■ MATERIAL FOR THIS EXERCISE:
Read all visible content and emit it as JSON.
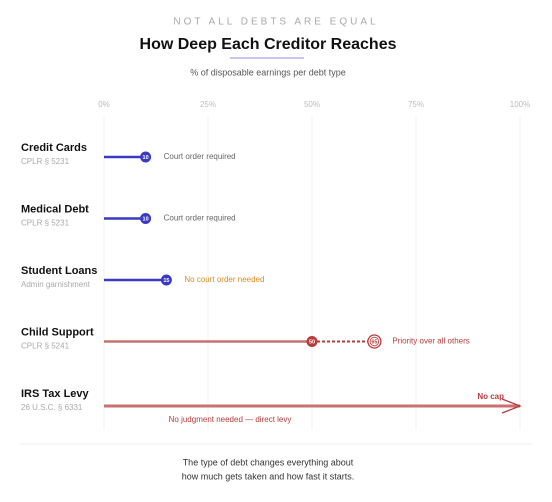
{
  "chart_data": {
    "type": "lollipop",
    "supertitle": "NOT ALL DEBTS ARE EQUAL",
    "title": "How Deep Each Creditor Reaches",
    "subtitle": "% of disposable earnings per debt type",
    "xlim": [
      0,
      100
    ],
    "xticks": [
      {
        "value": 0,
        "label": "0%"
      },
      {
        "value": 25,
        "label": "25%"
      },
      {
        "value": 50,
        "label": "50%"
      },
      {
        "value": 75,
        "label": "75%"
      },
      {
        "value": 100,
        "label": "100%"
      }
    ],
    "grid": true,
    "categories": [
      "Credit Cards",
      "Medical Debt",
      "Student Loans",
      "Child Support",
      "IRS Tax Levy"
    ],
    "citations": [
      "CPLR § 5231",
      "CPLR § 5231",
      "Admin garnishment",
      "CPLR § 5241",
      "26 U.S.C. § 6331"
    ],
    "values": [
      10,
      10,
      15,
      50,
      100
    ],
    "range_max": [
      null,
      null,
      null,
      65,
      null
    ],
    "open_ended": [
      false,
      false,
      false,
      false,
      true
    ],
    "end_labels": [
      null,
      null,
      null,
      null,
      "No cap"
    ],
    "annotations": [
      "Court order required",
      "Court order required",
      "No court order needed",
      "Priority over all others",
      "No judgment needed — direct levy"
    ],
    "colors": [
      "#3a3ac4",
      "#3a3ac4",
      "#3a3ac4",
      "#c97070",
      "#c97070"
    ],
    "marker_colors": [
      "#3a3ac4",
      "#3a3ac4",
      "#3a3ac4",
      "#b83b3b",
      "#b83b3b"
    ],
    "annotation_colors": [
      "#666666",
      "#666666",
      "#d98a1c",
      "#b83b3b",
      "#b83b3b"
    ],
    "footnote": [
      "The type of debt changes everything about",
      "how much gets taken and how fast it starts."
    ]
  }
}
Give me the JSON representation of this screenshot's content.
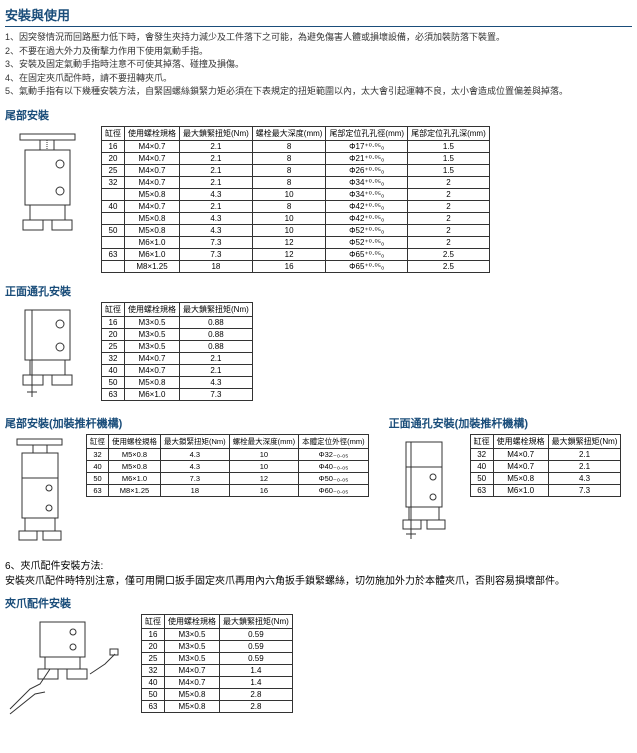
{
  "main_title": "安裝與使用",
  "notes": [
    "1、因突發情況而回路壓力低下時，會發生夾持力減少及工件落下之可能，為避免傷害人體或損壞設備，必須加裝防落下裝置。",
    "2、不要在過大外力及衝擊力作用下使用氣動手指。",
    "3、安裝及固定氣動手指時注意不可使其掉落、碰撞及損傷。",
    "4、在固定夾爪配件時，請不要扭轉夾爪。",
    "5、氣動手指有以下幾種安裝方法，自緊固螺絲鎖緊力矩必須在下表規定的扭矩範圍以內，太大會引起運轉不良，太小會造成位置偏差與掉落。"
  ],
  "s1_title": "尾部安裝",
  "s1": {
    "headers": [
      "缸徑",
      "使用螺栓規格",
      "最大鎖緊扭矩(Nm)",
      "螺栓最大深度(mm)",
      "尾部定位孔孔徑(mm)",
      "尾部定位孔孔深(mm)"
    ],
    "rows": [
      [
        "16",
        "M4×0.7",
        "2.1",
        "8",
        "Φ17⁺⁰·⁰⁵₀",
        "1.5"
      ],
      [
        "20",
        "M4×0.7",
        "2.1",
        "8",
        "Φ21⁺⁰·⁰⁵₀",
        "1.5"
      ],
      [
        "25",
        "M4×0.7",
        "2.1",
        "8",
        "Φ26⁺⁰·⁰⁵₀",
        "1.5"
      ],
      [
        "32",
        "M4×0.7",
        "2.1",
        "8",
        "Φ34⁺⁰·⁰⁵₀",
        "2"
      ],
      [
        "",
        "M5×0.8",
        "4.3",
        "10",
        "Φ34⁺⁰·⁰⁵₀",
        "2"
      ],
      [
        "40",
        "M4×0.7",
        "2.1",
        "8",
        "Φ42⁺⁰·⁰⁵₀",
        "2"
      ],
      [
        "",
        "M5×0.8",
        "4.3",
        "10",
        "Φ42⁺⁰·⁰⁵₀",
        "2"
      ],
      [
        "50",
        "M5×0.8",
        "4.3",
        "10",
        "Φ52⁺⁰·⁰⁵₀",
        "2"
      ],
      [
        "",
        "M6×1.0",
        "7.3",
        "12",
        "Φ52⁺⁰·⁰⁵₀",
        "2"
      ],
      [
        "63",
        "M6×1.0",
        "7.3",
        "12",
        "Φ65⁺⁰·⁰⁵₀",
        "2.5"
      ],
      [
        "",
        "M8×1.25",
        "18",
        "16",
        "Φ65⁺⁰·⁰⁵₀",
        "2.5"
      ]
    ]
  },
  "s2_title": "正面通孔安裝",
  "s2": {
    "headers": [
      "缸徑",
      "使用螺栓規格",
      "最大鎖緊扭矩(Nm)"
    ],
    "rows": [
      [
        "16",
        "M3×0.5",
        "0.88"
      ],
      [
        "20",
        "M3×0.5",
        "0.88"
      ],
      [
        "25",
        "M3×0.5",
        "0.88"
      ],
      [
        "32",
        "M4×0.7",
        "2.1"
      ],
      [
        "40",
        "M4×0.7",
        "2.1"
      ],
      [
        "50",
        "M5×0.8",
        "4.3"
      ],
      [
        "63",
        "M6×1.0",
        "7.3"
      ]
    ]
  },
  "s3_title": "尾部安裝(加裝推杆機構)",
  "s3": {
    "headers": [
      "缸徑",
      "使用螺栓規格",
      "最大鎖緊扭矩(Nm)",
      "螺栓最大深度(mm)",
      "本體定位外徑(mm)"
    ],
    "rows": [
      [
        "32",
        "M5×0.8",
        "4.3",
        "10",
        "Φ32₋₀.₀₅"
      ],
      [
        "40",
        "M5×0.8",
        "4.3",
        "10",
        "Φ40₋₀.₀₅"
      ],
      [
        "50",
        "M6×1.0",
        "7.3",
        "12",
        "Φ50₋₀.₀₅"
      ],
      [
        "63",
        "M8×1.25",
        "18",
        "16",
        "Φ60₋₀.₀₅"
      ]
    ]
  },
  "s4_title": "正面通孔安裝(加裝推杆機構)",
  "s4": {
    "headers": [
      "缸徑",
      "使用螺栓規格",
      "最大鎖緊扭矩(Nm)"
    ],
    "rows": [
      [
        "32",
        "M4×0.7",
        "2.1"
      ],
      [
        "40",
        "M4×0.7",
        "2.1"
      ],
      [
        "50",
        "M5×0.8",
        "4.3"
      ],
      [
        "63",
        "M6×1.0",
        "7.3"
      ]
    ]
  },
  "note6": "6、夾爪配件安裝方法:\n安裝夾爪配件時特別注意，僅可用開口扳手固定夾爪再用內六角扳手鎖緊螺絲，切勿施加外力於本體夾爪，否則容易損壞部件。",
  "s5_title": "夾爪配件安裝",
  "s5": {
    "headers": [
      "缸徑",
      "使用螺栓規格",
      "最大鎖緊扭矩(Nm)"
    ],
    "rows": [
      [
        "16",
        "M3×0.5",
        "0.59"
      ],
      [
        "20",
        "M3×0.5",
        "0.59"
      ],
      [
        "25",
        "M3×0.5",
        "0.59"
      ],
      [
        "32",
        "M4×0.7",
        "1.4"
      ],
      [
        "40",
        "M4×0.7",
        "1.4"
      ],
      [
        "50",
        "M5×0.8",
        "2.8"
      ],
      [
        "63",
        "M5×0.8",
        "2.8"
      ]
    ]
  }
}
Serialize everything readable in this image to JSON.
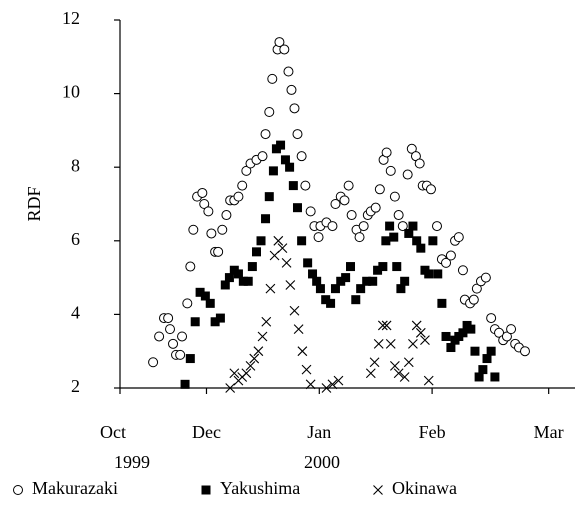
{
  "chart_data": {
    "type": "scatter",
    "y_label": "RDF",
    "year_labels": [
      "1999",
      "2000"
    ],
    "xlim": [
      0,
      121
    ],
    "xticks": [
      {
        "value": 0,
        "label": "Oct"
      },
      {
        "value": 23,
        "label": "Dec"
      },
      {
        "value": 53,
        "label": "Jan"
      },
      {
        "value": 83,
        "label": "Feb"
      },
      {
        "value": 114,
        "label": "Mar"
      }
    ],
    "ylim": [
      2,
      12
    ],
    "yticks": [
      2,
      4,
      6,
      8,
      10,
      12
    ],
    "legend": "bottom",
    "series": [
      {
        "name": "Makurazaki",
        "marker": "open-circle",
        "color": "#000000",
        "x": [
          8.8,
          10.4,
          11.7,
          12.8,
          13.3,
          14.1,
          14.9,
          16,
          16.5,
          17.9,
          18.7,
          19.5,
          20.5,
          21.9,
          22.4,
          23.5,
          24.3,
          25.3,
          26.1,
          27.2,
          28.3,
          29.3,
          30.4,
          31.5,
          32.5,
          33.6,
          34.7,
          36.3,
          37.9,
          38.7,
          39.7,
          40.5,
          41.9,
          42.4,
          43.7,
          44.8,
          45.6,
          46.4,
          47.2,
          48.3,
          49.3,
          50.7,
          51.7,
          52.8,
          53.3,
          54.9,
          56.5,
          57.3,
          58.7,
          59.7,
          60.8,
          61.6,
          62.9,
          63.7,
          64.8,
          65.9,
          66.7,
          68,
          69.1,
          70.1,
          70.9,
          72,
          73.1,
          74.1,
          75.2,
          76.5,
          77.6,
          78.7,
          79.7,
          80.5,
          81.6,
          82.7,
          84.3,
          85.6,
          86.7,
          88,
          89.1,
          90.1,
          91.2,
          91.7,
          93.1,
          94.1,
          94.9,
          96,
          97.3,
          98.7,
          99.7,
          100.8,
          101.9,
          102.9,
          104,
          105.1,
          106.1,
          107.7
        ],
        "values": [
          2.7,
          3.4,
          3.9,
          3.9,
          3.6,
          3.2,
          2.9,
          2.9,
          3.4,
          4.3,
          5.3,
          6.3,
          7.2,
          7.3,
          7.0,
          6.8,
          6.2,
          5.7,
          5.7,
          6.3,
          6.7,
          7.1,
          7.1,
          7.2,
          7.5,
          7.9,
          8.1,
          8.2,
          8.3,
          8.9,
          9.5,
          10.4,
          11.2,
          11.4,
          11.2,
          10.6,
          10.1,
          9.6,
          8.9,
          8.3,
          7.5,
          6.8,
          6.4,
          6.1,
          6.4,
          6.5,
          6.4,
          7.0,
          7.2,
          7.1,
          7.5,
          6.7,
          6.3,
          6.1,
          6.4,
          6.7,
          6.8,
          6.9,
          7.4,
          8.2,
          8.4,
          7.9,
          7.2,
          6.7,
          6.4,
          7.8,
          8.5,
          8.3,
          8.1,
          7.5,
          7.5,
          7.4,
          6.4,
          5.5,
          5.4,
          5.6,
          6.0,
          6.1,
          5.2,
          4.4,
          4.3,
          4.4,
          4.7,
          4.9,
          5.0,
          3.9,
          3.6,
          3.5,
          3.3,
          3.4,
          3.6,
          3.2,
          3.1,
          3.0
        ]
      },
      {
        "name": "Yakushima",
        "marker": "filled-square",
        "color": "#000000",
        "x": [
          17.3,
          18.7,
          20,
          21.3,
          22.7,
          24,
          25.3,
          26.7,
          28,
          29.1,
          30.4,
          31.5,
          32.8,
          34.1,
          35.2,
          36.3,
          37.5,
          38.7,
          39.7,
          40.8,
          41.6,
          42.7,
          44,
          45.1,
          46.1,
          47.2,
          48.3,
          49.9,
          51.2,
          52.3,
          53.3,
          54.7,
          56,
          57.3,
          58.7,
          60,
          61.3,
          62.7,
          64,
          65.6,
          67.2,
          68.5,
          69.9,
          70.7,
          71.7,
          72.8,
          73.6,
          74.7,
          75.7,
          76.8,
          77.9,
          78.9,
          80,
          81.1,
          82.1,
          83.2,
          84.5,
          85.6,
          86.7,
          88,
          89.1,
          90.1,
          91.2,
          92.3,
          93.3,
          94.4,
          95.5,
          96.5,
          97.6,
          98.7,
          99.7
        ],
        "values": [
          2.1,
          2.8,
          3.8,
          4.6,
          4.5,
          4.3,
          3.8,
          3.9,
          4.8,
          5.0,
          5.2,
          5.1,
          4.9,
          4.9,
          5.3,
          5.7,
          6.0,
          6.6,
          7.2,
          7.9,
          8.5,
          8.6,
          8.2,
          8.0,
          7.5,
          6.9,
          6.0,
          5.4,
          5.1,
          4.9,
          4.7,
          4.4,
          4.3,
          4.7,
          4.9,
          5.0,
          5.3,
          4.4,
          4.7,
          4.9,
          4.9,
          5.2,
          5.3,
          6.0,
          6.4,
          6.1,
          5.3,
          4.7,
          4.9,
          6.2,
          6.4,
          6.0,
          5.8,
          5.2,
          5.1,
          6.0,
          5.1,
          4.3,
          3.4,
          3.1,
          3.3,
          3.4,
          3.5,
          3.7,
          3.6,
          3.0,
          2.3,
          2.5,
          2.8,
          3.0,
          2.3
        ]
      },
      {
        "name": "Okinawa",
        "marker": "cross",
        "color": "#000000",
        "x": [
          29.3,
          30.4,
          31.5,
          32.5,
          33.6,
          34.7,
          35.7,
          36.8,
          37.9,
          38.9,
          40,
          41.1,
          42.1,
          43.2,
          44.3,
          45.3,
          46.4,
          47.5,
          48.5,
          49.6,
          50.7,
          54.9,
          56.5,
          58.1,
          66.7,
          67.7,
          68.8,
          69.9,
          70.9,
          72,
          73.1,
          74.1,
          75.7,
          76.8,
          77.9,
          78.9,
          80,
          81.1,
          82.1
        ],
        "values": [
          2.0,
          2.4,
          2.2,
          2.3,
          2.4,
          2.6,
          2.8,
          3.0,
          3.4,
          3.8,
          4.7,
          5.6,
          6.0,
          5.8,
          5.4,
          4.8,
          4.1,
          3.6,
          3.0,
          2.5,
          2.1,
          2.0,
          2.1,
          2.2,
          2.4,
          2.7,
          3.2,
          3.7,
          3.7,
          3.2,
          2.6,
          2.4,
          2.3,
          2.7,
          3.2,
          3.7,
          3.5,
          3.3,
          2.2
        ]
      }
    ]
  }
}
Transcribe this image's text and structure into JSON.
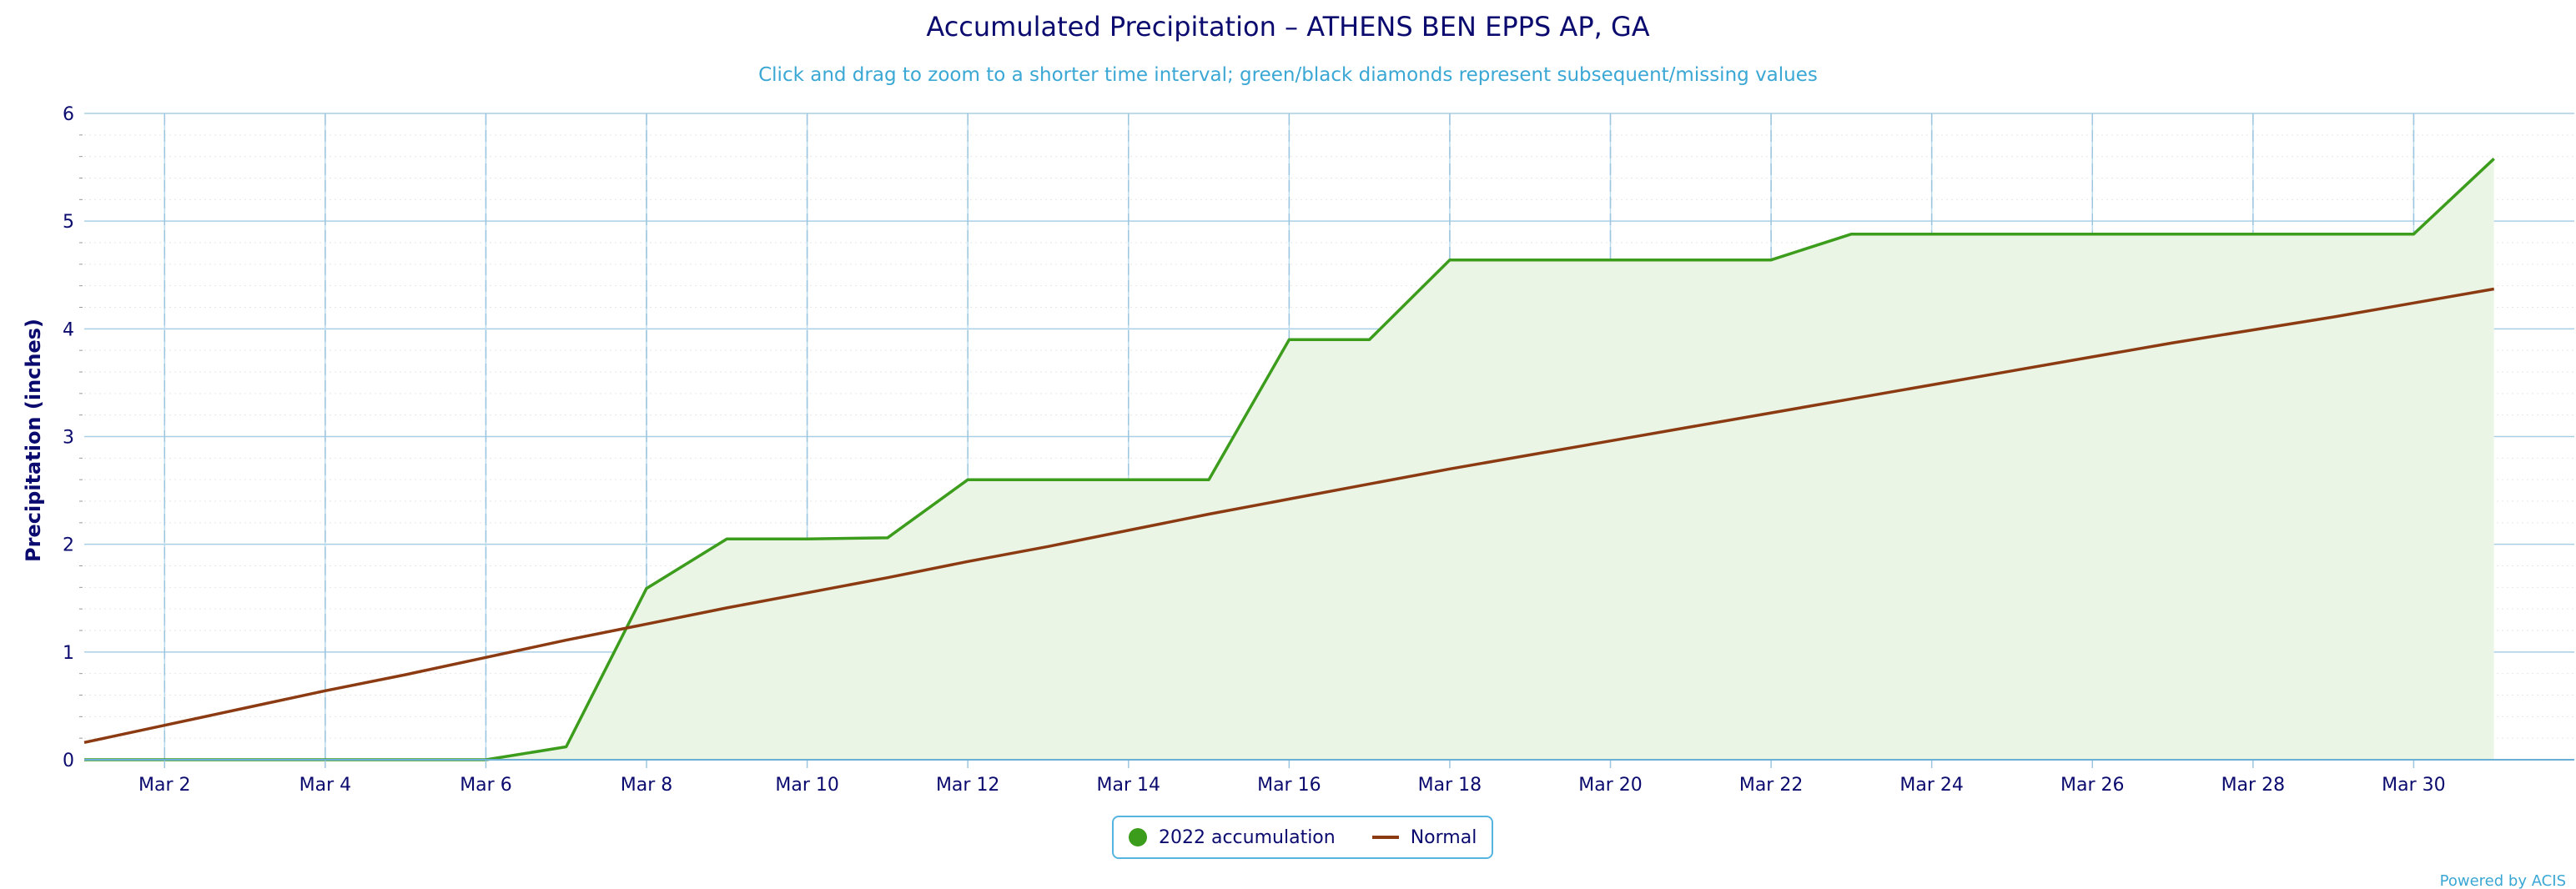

■ WHAT YOU ARE ASKED TO DO: Above are the records. Copy every line in them holding "everything".

■ FINAL RESULT:
      "The type of debt changes everything about",
Serialize everything readable in this image to JSON.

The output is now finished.